* [Exercise brief]: Give the number of lines in the data that hold the string "время". Nothing else is needed.

* [Records shown]:
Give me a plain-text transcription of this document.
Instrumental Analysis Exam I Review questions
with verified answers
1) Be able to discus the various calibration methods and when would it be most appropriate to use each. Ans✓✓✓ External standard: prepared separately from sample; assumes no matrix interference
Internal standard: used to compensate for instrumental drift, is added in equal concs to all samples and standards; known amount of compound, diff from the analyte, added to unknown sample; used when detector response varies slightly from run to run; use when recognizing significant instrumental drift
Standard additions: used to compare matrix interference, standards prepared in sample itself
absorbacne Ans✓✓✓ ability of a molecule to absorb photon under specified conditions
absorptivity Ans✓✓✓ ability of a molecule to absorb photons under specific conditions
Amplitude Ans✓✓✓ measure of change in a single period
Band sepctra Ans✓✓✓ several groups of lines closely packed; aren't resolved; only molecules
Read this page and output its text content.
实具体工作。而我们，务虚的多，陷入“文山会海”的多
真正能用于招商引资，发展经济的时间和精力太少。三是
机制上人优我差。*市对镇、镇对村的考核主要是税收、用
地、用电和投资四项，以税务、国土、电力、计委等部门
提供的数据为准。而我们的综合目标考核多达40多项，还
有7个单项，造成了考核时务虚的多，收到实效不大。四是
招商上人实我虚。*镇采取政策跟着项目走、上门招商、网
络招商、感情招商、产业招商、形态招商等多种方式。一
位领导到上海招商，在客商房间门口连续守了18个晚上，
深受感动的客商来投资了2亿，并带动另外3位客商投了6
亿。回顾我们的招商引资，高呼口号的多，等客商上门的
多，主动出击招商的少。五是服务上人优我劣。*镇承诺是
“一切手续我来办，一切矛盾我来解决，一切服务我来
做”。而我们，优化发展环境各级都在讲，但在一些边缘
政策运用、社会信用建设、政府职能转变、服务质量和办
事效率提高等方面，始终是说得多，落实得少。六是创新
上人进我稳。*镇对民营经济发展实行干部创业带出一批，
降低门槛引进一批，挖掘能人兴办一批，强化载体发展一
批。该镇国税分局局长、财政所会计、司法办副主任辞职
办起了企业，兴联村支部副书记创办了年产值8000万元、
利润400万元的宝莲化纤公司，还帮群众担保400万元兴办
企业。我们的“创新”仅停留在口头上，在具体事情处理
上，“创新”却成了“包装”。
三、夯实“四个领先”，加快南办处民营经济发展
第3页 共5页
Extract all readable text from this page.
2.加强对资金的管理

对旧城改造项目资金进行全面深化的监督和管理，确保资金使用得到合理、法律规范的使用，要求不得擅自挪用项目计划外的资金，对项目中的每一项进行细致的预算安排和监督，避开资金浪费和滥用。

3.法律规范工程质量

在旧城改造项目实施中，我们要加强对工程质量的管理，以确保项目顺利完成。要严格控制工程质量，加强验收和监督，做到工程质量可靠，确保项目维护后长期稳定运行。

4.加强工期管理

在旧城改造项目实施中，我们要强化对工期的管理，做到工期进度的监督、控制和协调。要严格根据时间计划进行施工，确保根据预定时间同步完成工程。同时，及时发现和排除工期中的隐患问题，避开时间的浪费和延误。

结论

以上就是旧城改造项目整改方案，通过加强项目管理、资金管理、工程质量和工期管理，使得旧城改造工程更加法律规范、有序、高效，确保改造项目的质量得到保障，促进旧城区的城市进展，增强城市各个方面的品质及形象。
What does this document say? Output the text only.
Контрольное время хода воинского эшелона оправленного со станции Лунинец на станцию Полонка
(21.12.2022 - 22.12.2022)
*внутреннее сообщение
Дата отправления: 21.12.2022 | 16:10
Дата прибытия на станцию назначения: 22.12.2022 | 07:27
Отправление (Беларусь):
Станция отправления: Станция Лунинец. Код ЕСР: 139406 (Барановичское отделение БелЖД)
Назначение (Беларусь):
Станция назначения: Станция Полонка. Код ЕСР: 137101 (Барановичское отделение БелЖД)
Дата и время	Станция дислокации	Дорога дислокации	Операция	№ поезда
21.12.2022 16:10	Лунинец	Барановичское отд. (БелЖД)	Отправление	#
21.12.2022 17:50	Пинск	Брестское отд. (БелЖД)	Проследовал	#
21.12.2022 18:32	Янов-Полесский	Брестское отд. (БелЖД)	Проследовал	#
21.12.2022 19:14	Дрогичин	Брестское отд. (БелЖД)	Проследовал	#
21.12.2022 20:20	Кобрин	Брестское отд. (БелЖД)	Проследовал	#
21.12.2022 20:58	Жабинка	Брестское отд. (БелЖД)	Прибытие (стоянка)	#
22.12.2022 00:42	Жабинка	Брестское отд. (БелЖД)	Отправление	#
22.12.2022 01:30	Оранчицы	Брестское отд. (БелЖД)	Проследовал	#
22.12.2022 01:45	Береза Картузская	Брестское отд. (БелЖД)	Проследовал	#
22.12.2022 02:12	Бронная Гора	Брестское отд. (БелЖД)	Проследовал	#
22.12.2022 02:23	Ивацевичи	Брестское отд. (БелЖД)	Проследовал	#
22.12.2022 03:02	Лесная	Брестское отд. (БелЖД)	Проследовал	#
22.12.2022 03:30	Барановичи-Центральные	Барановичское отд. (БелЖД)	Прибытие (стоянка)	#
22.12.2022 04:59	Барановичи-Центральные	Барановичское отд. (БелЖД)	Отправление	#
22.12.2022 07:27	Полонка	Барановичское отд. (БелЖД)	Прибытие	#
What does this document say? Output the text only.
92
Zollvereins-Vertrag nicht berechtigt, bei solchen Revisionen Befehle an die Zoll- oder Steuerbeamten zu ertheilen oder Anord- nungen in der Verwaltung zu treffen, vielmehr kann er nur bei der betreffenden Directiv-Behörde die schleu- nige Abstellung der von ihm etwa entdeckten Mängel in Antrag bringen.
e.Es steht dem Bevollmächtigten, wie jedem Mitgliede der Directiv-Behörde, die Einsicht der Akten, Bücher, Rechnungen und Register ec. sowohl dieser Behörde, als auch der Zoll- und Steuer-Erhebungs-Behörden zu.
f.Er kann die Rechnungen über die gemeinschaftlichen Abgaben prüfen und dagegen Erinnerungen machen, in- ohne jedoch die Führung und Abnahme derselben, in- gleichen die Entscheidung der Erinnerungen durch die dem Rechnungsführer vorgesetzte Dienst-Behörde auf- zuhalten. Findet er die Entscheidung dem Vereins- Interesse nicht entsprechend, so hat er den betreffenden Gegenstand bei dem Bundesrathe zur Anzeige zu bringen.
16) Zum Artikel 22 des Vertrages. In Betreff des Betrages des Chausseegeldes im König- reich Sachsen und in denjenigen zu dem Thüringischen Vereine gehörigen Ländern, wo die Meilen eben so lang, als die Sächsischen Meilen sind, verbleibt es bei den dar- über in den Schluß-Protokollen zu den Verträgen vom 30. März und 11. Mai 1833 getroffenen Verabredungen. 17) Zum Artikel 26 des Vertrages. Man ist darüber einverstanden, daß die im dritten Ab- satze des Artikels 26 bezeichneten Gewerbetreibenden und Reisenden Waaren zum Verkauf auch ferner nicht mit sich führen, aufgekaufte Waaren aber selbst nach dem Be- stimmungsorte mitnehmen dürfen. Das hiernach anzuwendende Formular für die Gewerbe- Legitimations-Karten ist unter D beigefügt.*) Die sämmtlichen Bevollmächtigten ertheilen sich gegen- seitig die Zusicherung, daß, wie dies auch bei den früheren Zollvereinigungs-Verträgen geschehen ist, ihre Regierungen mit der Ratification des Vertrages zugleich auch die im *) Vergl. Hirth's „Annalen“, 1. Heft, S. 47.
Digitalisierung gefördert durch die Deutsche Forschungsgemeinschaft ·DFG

* [Solution to this task]: 2